- [WHAT IS NEEDED]
Would you retype all of these records exactly?
* * * * *
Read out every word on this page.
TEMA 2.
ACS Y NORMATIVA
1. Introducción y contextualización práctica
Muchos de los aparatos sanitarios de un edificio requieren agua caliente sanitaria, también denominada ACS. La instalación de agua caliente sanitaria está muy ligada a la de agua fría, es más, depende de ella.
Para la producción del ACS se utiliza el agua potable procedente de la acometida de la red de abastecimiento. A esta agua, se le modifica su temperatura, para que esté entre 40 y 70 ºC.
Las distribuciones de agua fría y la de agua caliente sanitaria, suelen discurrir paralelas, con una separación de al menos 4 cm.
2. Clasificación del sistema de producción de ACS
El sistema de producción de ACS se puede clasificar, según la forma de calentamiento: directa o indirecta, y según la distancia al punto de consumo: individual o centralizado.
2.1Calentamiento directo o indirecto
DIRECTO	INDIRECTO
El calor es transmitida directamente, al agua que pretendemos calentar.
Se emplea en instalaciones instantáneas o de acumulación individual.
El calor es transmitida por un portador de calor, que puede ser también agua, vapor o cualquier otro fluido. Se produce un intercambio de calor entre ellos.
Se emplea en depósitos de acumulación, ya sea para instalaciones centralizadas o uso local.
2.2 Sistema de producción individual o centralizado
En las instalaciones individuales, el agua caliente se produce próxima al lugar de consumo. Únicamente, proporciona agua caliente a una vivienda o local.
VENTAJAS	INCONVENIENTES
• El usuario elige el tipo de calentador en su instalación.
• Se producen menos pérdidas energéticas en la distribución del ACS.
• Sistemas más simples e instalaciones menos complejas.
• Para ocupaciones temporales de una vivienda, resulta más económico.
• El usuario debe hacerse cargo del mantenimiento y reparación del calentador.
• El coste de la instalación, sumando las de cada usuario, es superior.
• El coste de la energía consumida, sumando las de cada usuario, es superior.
* * * * *
- [TASK RESULT]
Read out every word on this page.
TEMA 2.
ACS Y NORMATIVA
1. Introducción y contextualización práctica
Muchos de los aparatos sanitarios de un edificio requieren agua caliente sanitaria, también denominada ACS. La instalación de agua caliente sanitaria está muy ligada a la de agua fría, es más, depende de ella.
Para la producción del ACS se utiliza el agua potable procedente de la acometida de la red de abastecimiento. A esta agua, se le modifica su temperatura, para que esté entre 40 y 70 ºC.
Las distribuciones de agua fría y la de agua caliente sanitaria, suelen discurrir paralelas, con una separación de al menos 4 cm.
2. Clasificación del sistema de producción de ACS
El sistema de producción de ACS se puede clasificar, según la forma de calentamiento: directa o indirecta, y según la distancia al punto de consumo: individual o centralizado.
2.1Calentamiento directo o indirecto
DIRECTO	INDIRECTO
El calor es transmitida directamente, al agua que pretendemos calentar.
Se emplea en instalaciones instantáneas o de acumulación individual.
El calor es transmitida por un portador de calor, que puede ser también agua, vapor o cualquier otro fluido. Se produce un intercambio de calor entre ellos.
Se emplea en depósitos de acumulación, ya sea para instalaciones centralizadas o uso local.
2.2 Sistema de producción individual o centralizado
En las instalaciones individuales, el agua caliente se produce próxima al lugar de consumo. Únicamente, proporciona agua caliente a una vivienda o local.
VENTAJAS	INCONVENIENTES
• El usuario elige el tipo de calentador en su instalación.
• Se producen menos pérdidas energéticas en la distribución del ACS.
• Sistemas más simples e instalaciones menos complejas.
• Para ocupaciones temporales de una vivienda, resulta más económico.
• El usuario debe hacerse cargo del mantenimiento y reparación del calentador.
• El coste de la instalación, sumando las de cada usuario, es superior.
• El coste de la energía consumida, sumando las de cada usuario, es superior.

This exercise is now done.